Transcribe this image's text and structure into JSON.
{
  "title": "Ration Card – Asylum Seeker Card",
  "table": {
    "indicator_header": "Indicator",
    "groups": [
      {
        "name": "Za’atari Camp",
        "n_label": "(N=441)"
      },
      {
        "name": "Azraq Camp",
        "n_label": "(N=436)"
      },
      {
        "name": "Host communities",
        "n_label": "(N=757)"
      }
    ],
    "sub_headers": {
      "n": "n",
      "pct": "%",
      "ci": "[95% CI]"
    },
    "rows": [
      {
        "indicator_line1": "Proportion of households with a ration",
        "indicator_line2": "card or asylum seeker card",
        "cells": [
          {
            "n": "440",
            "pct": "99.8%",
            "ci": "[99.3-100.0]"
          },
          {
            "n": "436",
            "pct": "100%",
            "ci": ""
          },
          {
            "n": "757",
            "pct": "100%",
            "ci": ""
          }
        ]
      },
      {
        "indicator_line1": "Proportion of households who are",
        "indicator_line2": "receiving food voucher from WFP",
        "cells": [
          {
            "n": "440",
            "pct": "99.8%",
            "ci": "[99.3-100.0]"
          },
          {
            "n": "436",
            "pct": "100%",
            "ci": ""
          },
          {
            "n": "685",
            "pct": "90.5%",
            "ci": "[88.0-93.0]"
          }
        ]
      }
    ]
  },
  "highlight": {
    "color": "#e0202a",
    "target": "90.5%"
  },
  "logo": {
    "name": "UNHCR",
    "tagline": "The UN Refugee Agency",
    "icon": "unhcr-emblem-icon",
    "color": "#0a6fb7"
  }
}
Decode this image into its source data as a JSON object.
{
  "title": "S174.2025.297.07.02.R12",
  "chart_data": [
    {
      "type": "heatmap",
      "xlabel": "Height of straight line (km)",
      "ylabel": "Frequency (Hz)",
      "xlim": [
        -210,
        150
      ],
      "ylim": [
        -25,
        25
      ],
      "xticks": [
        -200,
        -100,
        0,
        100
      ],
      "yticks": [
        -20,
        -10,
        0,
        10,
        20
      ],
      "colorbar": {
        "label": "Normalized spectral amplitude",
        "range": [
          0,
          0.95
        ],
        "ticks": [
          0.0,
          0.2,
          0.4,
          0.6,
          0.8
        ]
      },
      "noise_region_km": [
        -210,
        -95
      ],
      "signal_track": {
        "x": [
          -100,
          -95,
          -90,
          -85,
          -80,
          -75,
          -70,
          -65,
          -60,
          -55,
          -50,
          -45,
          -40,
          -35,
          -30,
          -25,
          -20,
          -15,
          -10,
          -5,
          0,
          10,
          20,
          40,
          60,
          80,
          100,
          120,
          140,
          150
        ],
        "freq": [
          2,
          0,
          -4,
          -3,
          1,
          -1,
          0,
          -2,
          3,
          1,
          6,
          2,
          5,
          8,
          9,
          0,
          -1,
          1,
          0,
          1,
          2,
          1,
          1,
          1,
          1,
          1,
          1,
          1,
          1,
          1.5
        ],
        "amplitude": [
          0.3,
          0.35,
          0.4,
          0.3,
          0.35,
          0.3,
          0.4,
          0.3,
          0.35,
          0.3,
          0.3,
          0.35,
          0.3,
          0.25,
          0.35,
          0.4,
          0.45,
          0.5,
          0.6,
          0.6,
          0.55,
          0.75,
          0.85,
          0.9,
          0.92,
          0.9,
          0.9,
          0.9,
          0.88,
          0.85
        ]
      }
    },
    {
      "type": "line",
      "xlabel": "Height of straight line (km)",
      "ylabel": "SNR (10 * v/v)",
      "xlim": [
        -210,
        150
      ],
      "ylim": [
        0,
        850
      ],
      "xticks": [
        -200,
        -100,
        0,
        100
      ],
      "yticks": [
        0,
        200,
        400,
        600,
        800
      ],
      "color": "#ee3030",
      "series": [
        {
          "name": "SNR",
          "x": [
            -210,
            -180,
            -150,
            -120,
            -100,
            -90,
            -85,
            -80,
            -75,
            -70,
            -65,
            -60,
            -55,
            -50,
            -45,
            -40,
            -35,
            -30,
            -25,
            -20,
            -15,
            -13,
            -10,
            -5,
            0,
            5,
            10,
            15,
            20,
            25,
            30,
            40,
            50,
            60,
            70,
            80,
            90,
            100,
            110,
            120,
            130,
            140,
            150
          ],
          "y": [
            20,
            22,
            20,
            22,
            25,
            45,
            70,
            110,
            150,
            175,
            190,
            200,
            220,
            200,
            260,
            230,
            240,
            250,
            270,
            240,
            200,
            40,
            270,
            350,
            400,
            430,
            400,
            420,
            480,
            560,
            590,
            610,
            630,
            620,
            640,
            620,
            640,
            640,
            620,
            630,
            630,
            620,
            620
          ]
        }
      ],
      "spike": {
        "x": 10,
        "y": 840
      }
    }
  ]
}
========
__TASK STATEMENT__
Copy all lines above containing the string "Proportion".

__FULL RESPONSE__
        "indicator_line1": "Proportion of households with a ration",
        "indicator_line1": "Proportion of households who are",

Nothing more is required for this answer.